* _Set problem_: Reproduce every record below exactly as written, leaving out any pictures.

--- begin Extracted records ---

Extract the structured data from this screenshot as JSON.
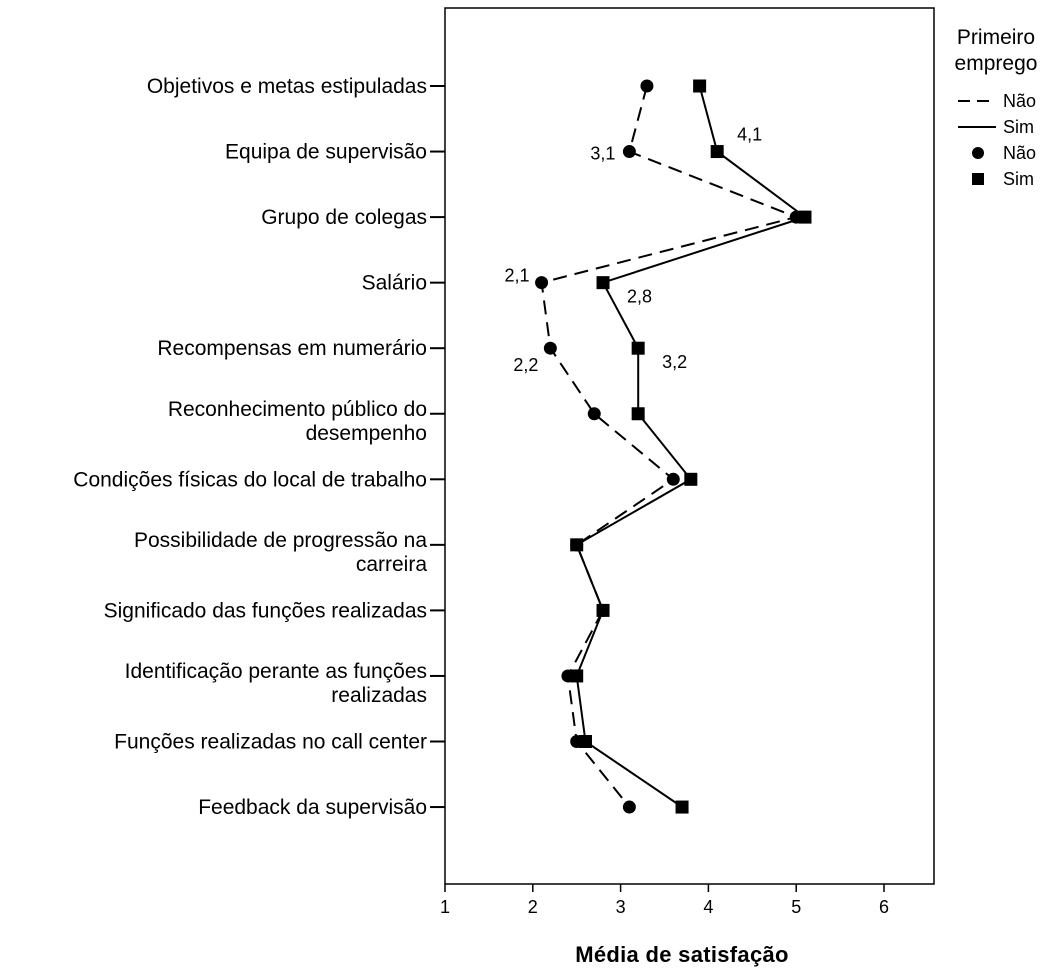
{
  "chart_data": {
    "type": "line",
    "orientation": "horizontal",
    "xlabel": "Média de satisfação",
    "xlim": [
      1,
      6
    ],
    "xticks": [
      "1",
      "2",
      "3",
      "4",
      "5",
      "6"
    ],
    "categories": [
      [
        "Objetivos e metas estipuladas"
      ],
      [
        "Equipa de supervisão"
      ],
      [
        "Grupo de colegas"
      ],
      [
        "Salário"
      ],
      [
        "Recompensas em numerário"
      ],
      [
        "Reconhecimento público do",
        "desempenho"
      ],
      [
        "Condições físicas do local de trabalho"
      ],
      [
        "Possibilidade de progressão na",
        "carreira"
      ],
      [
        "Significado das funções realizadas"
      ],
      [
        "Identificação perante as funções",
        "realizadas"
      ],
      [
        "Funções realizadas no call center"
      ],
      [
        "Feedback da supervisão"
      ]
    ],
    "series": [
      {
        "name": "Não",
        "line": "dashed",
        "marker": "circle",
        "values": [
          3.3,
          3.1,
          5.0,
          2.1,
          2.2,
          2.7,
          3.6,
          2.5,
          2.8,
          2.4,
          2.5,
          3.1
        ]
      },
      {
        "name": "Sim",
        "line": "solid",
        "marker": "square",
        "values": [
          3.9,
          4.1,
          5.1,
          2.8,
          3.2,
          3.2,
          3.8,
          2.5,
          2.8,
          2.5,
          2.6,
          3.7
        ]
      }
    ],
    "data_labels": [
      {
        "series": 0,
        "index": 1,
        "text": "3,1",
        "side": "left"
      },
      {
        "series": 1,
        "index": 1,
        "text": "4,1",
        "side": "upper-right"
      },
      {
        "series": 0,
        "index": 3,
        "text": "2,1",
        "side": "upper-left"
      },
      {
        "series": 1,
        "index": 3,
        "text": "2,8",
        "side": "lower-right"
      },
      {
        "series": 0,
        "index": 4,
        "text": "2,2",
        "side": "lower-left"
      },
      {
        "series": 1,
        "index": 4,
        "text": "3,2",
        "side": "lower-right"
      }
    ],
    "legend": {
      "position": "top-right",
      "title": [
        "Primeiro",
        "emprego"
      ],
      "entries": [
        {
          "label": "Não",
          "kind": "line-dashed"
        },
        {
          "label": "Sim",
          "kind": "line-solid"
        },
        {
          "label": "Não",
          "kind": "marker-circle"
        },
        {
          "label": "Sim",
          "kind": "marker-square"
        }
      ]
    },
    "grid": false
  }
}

--- end Extracted records ---

* _Solution to this exercise_:
Extract the structured data from this screenshot as JSON.
{
  "chart_data": {
    "type": "line",
    "orientation": "horizontal",
    "xlabel": "Média de satisfação",
    "xlim": [
      1,
      6
    ],
    "xticks": [
      "1",
      "2",
      "3",
      "4",
      "5",
      "6"
    ],
    "categories": [
      [
        "Objetivos e metas estipuladas"
      ],
      [
        "Equipa de supervisão"
      ],
      [
        "Grupo de colegas"
      ],
      [
        "Salário"
      ],
      [
        "Recompensas em numerário"
      ],
      [
        "Reconhecimento público do",
        "desempenho"
      ],
      [
        "Condições físicas do local de trabalho"
      ],
      [
        "Possibilidade de progressão na",
        "carreira"
      ],
      [
        "Significado das funções realizadas"
      ],
      [
        "Identificação perante as funções",
        "realizadas"
      ],
      [
        "Funções realizadas no call center"
      ],
      [
        "Feedback da supervisão"
      ]
    ],
    "series": [
      {
        "name": "Não",
        "line": "dashed",
        "marker": "circle",
        "values": [
          3.3,
          3.1,
          5.0,
          2.1,
          2.2,
          2.7,
          3.6,
          2.5,
          2.8,
          2.4,
          2.5,
          3.1
        ]
      },
      {
        "name": "Sim",
        "line": "solid",
        "marker": "square",
        "values": [
          3.9,
          4.1,
          5.1,
          2.8,
          3.2,
          3.2,
          3.8,
          2.5,
          2.8,
          2.5,
          2.6,
          3.7
        ]
      }
    ],
    "data_labels": [
      {
        "series": 0,
        "index": 1,
        "text": "3,1",
        "side": "left"
      },
      {
        "series": 1,
        "index": 1,
        "text": "4,1",
        "side": "upper-right"
      },
      {
        "series": 0,
        "index": 3,
        "text": "2,1",
        "side": "upper-left"
      },
      {
        "series": 1,
        "index": 3,
        "text": "2,8",
        "side": "lower-right"
      },
      {
        "series": 0,
        "index": 4,
        "text": "2,2",
        "side": "lower-left"
      },
      {
        "series": 1,
        "index": 4,
        "text": "3,2",
        "side": "lower-right"
      }
    ],
    "legend": {
      "position": "top-right",
      "title": [
        "Primeiro",
        "emprego"
      ],
      "entries": [
        {
          "label": "Não",
          "kind": "line-dashed"
        },
        {
          "label": "Sim",
          "kind": "line-solid"
        },
        {
          "label": "Não",
          "kind": "marker-circle"
        },
        {
          "label": "Sim",
          "kind": "marker-square"
        }
      ]
    },
    "grid": false
  }
}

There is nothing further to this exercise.